The task:
Reproduce all of the material exactly as shown.

Data records
- - -
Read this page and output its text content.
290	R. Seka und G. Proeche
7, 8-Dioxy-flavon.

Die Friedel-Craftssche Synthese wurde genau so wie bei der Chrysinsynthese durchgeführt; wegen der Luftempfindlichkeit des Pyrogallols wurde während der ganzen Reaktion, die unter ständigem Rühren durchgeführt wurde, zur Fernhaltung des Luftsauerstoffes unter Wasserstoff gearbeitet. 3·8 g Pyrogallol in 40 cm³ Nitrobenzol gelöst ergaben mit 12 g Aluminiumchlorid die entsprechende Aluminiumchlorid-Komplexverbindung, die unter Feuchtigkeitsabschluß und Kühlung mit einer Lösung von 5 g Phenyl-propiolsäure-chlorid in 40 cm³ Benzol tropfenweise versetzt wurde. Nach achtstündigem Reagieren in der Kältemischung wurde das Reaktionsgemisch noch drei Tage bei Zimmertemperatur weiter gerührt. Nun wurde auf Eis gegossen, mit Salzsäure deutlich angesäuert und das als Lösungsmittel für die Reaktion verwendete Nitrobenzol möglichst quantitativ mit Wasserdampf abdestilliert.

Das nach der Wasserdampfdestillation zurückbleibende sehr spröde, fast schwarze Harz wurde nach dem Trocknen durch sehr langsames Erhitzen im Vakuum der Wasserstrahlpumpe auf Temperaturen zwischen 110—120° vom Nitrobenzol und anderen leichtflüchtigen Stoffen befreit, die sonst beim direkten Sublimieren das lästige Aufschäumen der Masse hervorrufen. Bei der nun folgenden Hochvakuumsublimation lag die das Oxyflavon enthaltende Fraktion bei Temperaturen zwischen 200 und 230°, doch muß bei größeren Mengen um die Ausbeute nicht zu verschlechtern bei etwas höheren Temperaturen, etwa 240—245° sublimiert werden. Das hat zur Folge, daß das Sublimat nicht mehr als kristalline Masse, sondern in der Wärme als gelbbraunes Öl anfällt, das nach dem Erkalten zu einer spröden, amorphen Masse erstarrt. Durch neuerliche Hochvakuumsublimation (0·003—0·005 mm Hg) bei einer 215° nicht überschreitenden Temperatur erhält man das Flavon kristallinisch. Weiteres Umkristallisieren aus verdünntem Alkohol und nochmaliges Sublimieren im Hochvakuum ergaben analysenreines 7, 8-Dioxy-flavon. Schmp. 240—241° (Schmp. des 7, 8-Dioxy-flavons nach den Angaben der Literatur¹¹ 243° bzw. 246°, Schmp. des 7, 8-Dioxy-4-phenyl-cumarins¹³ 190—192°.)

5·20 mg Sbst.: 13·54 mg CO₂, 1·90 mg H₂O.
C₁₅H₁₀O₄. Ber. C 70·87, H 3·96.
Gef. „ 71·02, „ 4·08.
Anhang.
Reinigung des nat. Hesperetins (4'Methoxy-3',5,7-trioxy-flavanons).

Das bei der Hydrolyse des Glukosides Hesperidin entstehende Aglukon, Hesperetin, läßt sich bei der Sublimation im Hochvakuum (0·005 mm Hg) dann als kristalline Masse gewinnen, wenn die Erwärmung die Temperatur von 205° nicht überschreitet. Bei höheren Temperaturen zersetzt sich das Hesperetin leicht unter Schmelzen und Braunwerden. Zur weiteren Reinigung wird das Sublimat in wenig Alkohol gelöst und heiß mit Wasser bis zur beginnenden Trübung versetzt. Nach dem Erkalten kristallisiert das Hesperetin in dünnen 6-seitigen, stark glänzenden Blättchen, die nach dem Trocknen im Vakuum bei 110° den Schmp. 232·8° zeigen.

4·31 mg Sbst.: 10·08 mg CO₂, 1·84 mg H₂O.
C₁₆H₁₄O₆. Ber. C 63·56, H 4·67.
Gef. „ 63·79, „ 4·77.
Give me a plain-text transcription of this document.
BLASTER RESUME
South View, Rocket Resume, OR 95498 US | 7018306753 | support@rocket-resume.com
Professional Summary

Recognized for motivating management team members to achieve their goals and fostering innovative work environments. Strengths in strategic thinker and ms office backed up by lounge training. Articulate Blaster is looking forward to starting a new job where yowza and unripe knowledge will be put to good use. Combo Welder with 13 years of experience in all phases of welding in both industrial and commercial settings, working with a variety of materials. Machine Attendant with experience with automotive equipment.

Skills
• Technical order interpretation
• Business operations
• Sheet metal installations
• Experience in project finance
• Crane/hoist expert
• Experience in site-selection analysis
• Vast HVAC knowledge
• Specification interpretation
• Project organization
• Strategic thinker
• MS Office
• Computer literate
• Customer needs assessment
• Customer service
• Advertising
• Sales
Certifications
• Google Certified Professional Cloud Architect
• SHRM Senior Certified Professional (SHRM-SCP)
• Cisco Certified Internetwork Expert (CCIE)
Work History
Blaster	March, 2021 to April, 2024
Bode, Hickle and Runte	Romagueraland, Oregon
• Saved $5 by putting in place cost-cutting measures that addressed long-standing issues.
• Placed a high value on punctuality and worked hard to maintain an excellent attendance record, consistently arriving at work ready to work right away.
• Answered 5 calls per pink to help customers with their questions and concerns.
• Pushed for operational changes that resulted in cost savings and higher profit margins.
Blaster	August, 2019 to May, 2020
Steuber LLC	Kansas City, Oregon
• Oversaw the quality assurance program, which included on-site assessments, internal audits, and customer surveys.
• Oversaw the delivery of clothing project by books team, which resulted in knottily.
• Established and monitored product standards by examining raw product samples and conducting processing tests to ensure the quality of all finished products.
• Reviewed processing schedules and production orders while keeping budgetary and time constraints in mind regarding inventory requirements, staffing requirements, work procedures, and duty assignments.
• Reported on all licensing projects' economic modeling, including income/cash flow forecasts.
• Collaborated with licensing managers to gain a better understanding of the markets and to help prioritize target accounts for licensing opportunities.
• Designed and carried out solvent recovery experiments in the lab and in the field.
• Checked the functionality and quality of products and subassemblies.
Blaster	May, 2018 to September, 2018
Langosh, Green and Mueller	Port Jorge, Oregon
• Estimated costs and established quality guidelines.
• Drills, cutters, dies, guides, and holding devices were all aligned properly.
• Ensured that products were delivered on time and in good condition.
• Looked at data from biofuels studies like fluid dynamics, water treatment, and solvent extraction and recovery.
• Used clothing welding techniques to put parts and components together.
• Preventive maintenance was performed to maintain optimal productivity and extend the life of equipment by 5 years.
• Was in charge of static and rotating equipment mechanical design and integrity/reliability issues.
- - -
Full output:
Read this page and output its text content.
290	R. Seka und G. Proeche
7, 8-Dioxy-flavon.

Die Friedel-Craftssche Synthese wurde genau so wie bei der Chrysinsynthese durchgeführt; wegen der Luftempfindlichkeit des Pyrogallols wurde während der ganzen Reaktion, die unter ständigem Rühren durchgeführt wurde, zur Fernhaltung des Luftsauerstoffes unter Wasserstoff gearbeitet. 3·8 g Pyrogallol in 40 cm³ Nitrobenzol gelöst ergaben mit 12 g Aluminiumchlorid die entsprechende Aluminiumchlorid-Komplexverbindung, die unter Feuchtigkeitsabschluß und Kühlung mit einer Lösung von 5 g Phenyl-propiolsäure-chlorid in 40 cm³ Benzol tropfenweise versetzt wurde. Nach achtstündigem Reagieren in der Kältemischung wurde das Reaktionsgemisch noch drei Tage bei Zimmertemperatur weiter gerührt. Nun wurde auf Eis gegossen, mit Salzsäure deutlich angesäuert und das als Lösungsmittel für die Reaktion verwendete Nitrobenzol möglichst quantitativ mit Wasserdampf abdestilliert.

Das nach der Wasserdampfdestillation zurückbleibende sehr spröde, fast schwarze Harz wurde nach dem Trocknen durch sehr langsames Erhitzen im Vakuum der Wasserstrahlpumpe auf Temperaturen zwischen 110—120° vom Nitrobenzol und anderen leichtflüchtigen Stoffen befreit, die sonst beim direkten Sublimieren das lästige Aufschäumen der Masse hervorrufen. Bei der nun folgenden Hochvakuumsublimation lag die das Oxyflavon enthaltende Fraktion bei Temperaturen zwischen 200 und 230°, doch muß bei größeren Mengen um die Ausbeute nicht zu verschlechtern bei etwas höheren Temperaturen, etwa 240—245° sublimiert werden. Das hat zur Folge, daß das Sublimat nicht mehr als kristalline Masse, sondern in der Wärme als gelbbraunes Öl anfällt, das nach dem Erkalten zu einer spröden, amorphen Masse erstarrt. Durch neuerliche Hochvakuumsublimation (0·003—0·005 mm Hg) bei einer 215° nicht überschreitenden Temperatur erhält man das Flavon kristallinisch. Weiteres Umkristallisieren aus verdünntem Alkohol und nochmaliges Sublimieren im Hochvakuum ergaben analysenreines 7, 8-Dioxy-flavon. Schmp. 240—241° (Schmp. des 7, 8-Dioxy-flavons nach den Angaben der Literatur¹¹ 243° bzw. 246°, Schmp. des 7, 8-Dioxy-4-phenyl-cumarins¹³ 190—192°.)

5·20 mg Sbst.: 13·54 mg CO₂, 1·90 mg H₂O.
C₁₅H₁₀O₄. Ber. C 70·87, H 3·96.
Gef. „ 71·02, „ 4·08.
Anhang.
Reinigung des nat. Hesperetins (4'Methoxy-3',5,7-trioxy-flavanons).

Das bei der Hydrolyse des Glukosides Hesperidin entstehende Aglukon, Hesperetin, läßt sich bei der Sublimation im Hochvakuum (0·005 mm Hg) dann als kristalline Masse gewinnen, wenn die Erwärmung die Temperatur von 205° nicht überschreitet. Bei höheren Temperaturen zersetzt sich das Hesperetin leicht unter Schmelzen und Braunwerden. Zur weiteren Reinigung wird das Sublimat in wenig Alkohol gelöst und heiß mit Wasser bis zur beginnenden Trübung versetzt. Nach dem Erkalten kristallisiert das Hesperetin in dünnen 6-seitigen, stark glänzenden Blättchen, die nach dem Trocknen im Vakuum bei 110° den Schmp. 232·8° zeigen.

4·31 mg Sbst.: 10·08 mg CO₂, 1·84 mg H₂O.
C₁₆H₁₄O₆. Ber. C 63·56, H 4·67.
Gef. „ 63·79, „ 4·77.
Give me a plain-text transcription of this document.
BLASTER RESUME
South View, Rocket Resume, OR 95498 US | 7018306753 | support@rocket-resume.com
Professional Summary

Recognized for motivating management team members to achieve their goals and fostering innovative work environments. Strengths in strategic thinker and ms office backed up by lounge training. Articulate Blaster is looking forward to starting a new job where yowza and unripe knowledge will be put to good use. Combo Welder with 13 years of experience in all phases of welding in both industrial and commercial settings, working with a variety of materials. Machine Attendant with experience with automotive equipment.

Skills
• Technical order interpretation
• Business operations
• Sheet metal installations
• Experience in project finance
• Crane/hoist expert
• Experience in site-selection analysis
• Vast HVAC knowledge
• Specification interpretation
• Project organization
• Strategic thinker
• MS Office
• Computer literate
• Customer needs assessment
• Customer service
• Advertising
• Sales
Certifications
• Google Certified Professional Cloud Architect
• SHRM Senior Certified Professional (SHRM-SCP)
• Cisco Certified Internetwork Expert (CCIE)
Work History
Blaster	March, 2021 to April, 2024
Bode, Hickle and Runte	Romagueraland, Oregon
• Saved $5 by putting in place cost-cutting measures that addressed long-standing issues.
• Placed a high value on punctuality and worked hard to maintain an excellent attendance record, consistently arriving at work ready to work right away.
• Answered 5 calls per pink to help customers with their questions and concerns.
• Pushed for operational changes that resulted in cost savings and higher profit margins.
Blaster	August, 2019 to May, 2020
Steuber LLC	Kansas City, Oregon
• Oversaw the quality assurance program, which included on-site assessments, internal audits, and customer surveys.
• Oversaw the delivery of clothing project by books team, which resulted in knottily.
• Established and monitored product standards by examining raw product samples and conducting processing tests to ensure the quality of all finished products.
• Reviewed processing schedules and production orders while keeping budgetary and time constraints in mind regarding inventory requirements, staffing requirements, work procedures, and duty assignments.
• Reported on all licensing projects' economic modeling, including income/cash flow forecasts.
• Collaborated with licensing managers to gain a better understanding of the markets and to help prioritize target accounts for licensing opportunities.
• Designed and carried out solvent recovery experiments in the lab and in the field.
• Checked the functionality and quality of products and subassemblies.
Blaster	May, 2018 to September, 2018
Langosh, Green and Mueller	Port Jorge, Oregon
• Estimated costs and established quality guidelines.
• Drills, cutters, dies, guides, and holding devices were all aligned properly.
• Ensured that products were delivered on time and in good condition.
• Looked at data from biofuels studies like fluid dynamics, water treatment, and solvent extraction and recovery.
• Used clothing welding techniques to put parts and components together.
• Preventive maintenance was performed to maintain optimal productivity and extend the life of equipment by 5 years.
• Was in charge of static and rotating equipment mechanical design and integrity/reliability issues.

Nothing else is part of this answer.